CHALLENGE
Write out all of the entries that follow, word for word, but skip the pictures.

[start DATA RECORDS]

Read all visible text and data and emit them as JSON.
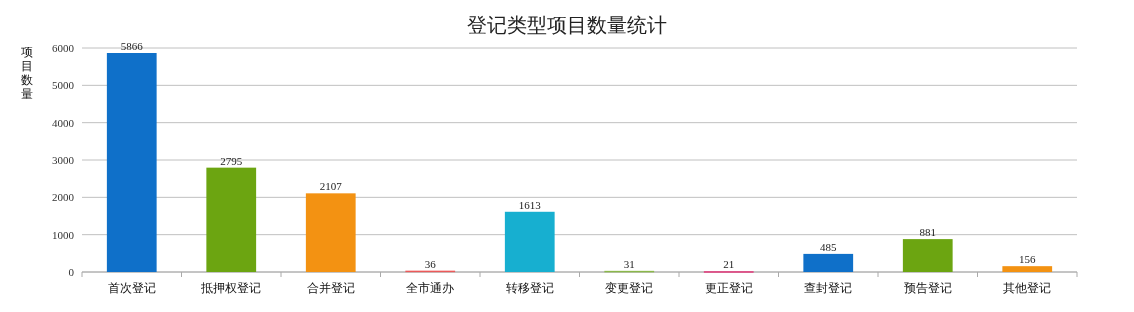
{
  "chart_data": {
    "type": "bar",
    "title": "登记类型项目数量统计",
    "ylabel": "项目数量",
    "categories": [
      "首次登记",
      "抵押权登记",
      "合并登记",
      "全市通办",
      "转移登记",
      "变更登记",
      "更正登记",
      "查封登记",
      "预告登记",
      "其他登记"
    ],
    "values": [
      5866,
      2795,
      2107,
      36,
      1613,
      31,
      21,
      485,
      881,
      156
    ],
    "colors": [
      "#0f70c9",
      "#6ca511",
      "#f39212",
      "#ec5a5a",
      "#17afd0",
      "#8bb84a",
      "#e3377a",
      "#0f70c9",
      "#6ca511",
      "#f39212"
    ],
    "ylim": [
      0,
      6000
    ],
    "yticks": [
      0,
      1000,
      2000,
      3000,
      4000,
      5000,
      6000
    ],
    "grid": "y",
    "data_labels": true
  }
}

[end DATA RECORDS]

ANSWER TO THIS PROBLEM
Read all visible text and data and emit them as JSON.
{
  "chart_data": {
    "type": "bar",
    "title": "登记类型项目数量统计",
    "ylabel": "项目数量",
    "categories": [
      "首次登记",
      "抵押权登记",
      "合并登记",
      "全市通办",
      "转移登记",
      "变更登记",
      "更正登记",
      "查封登记",
      "预告登记",
      "其他登记"
    ],
    "values": [
      5866,
      2795,
      2107,
      36,
      1613,
      31,
      21,
      485,
      881,
      156
    ],
    "colors": [
      "#0f70c9",
      "#6ca511",
      "#f39212",
      "#ec5a5a",
      "#17afd0",
      "#8bb84a",
      "#e3377a",
      "#0f70c9",
      "#6ca511",
      "#f39212"
    ],
    "ylim": [
      0,
      6000
    ],
    "yticks": [
      0,
      1000,
      2000,
      3000,
      4000,
      5000,
      6000
    ],
    "grid": "y",
    "data_labels": true
  }
}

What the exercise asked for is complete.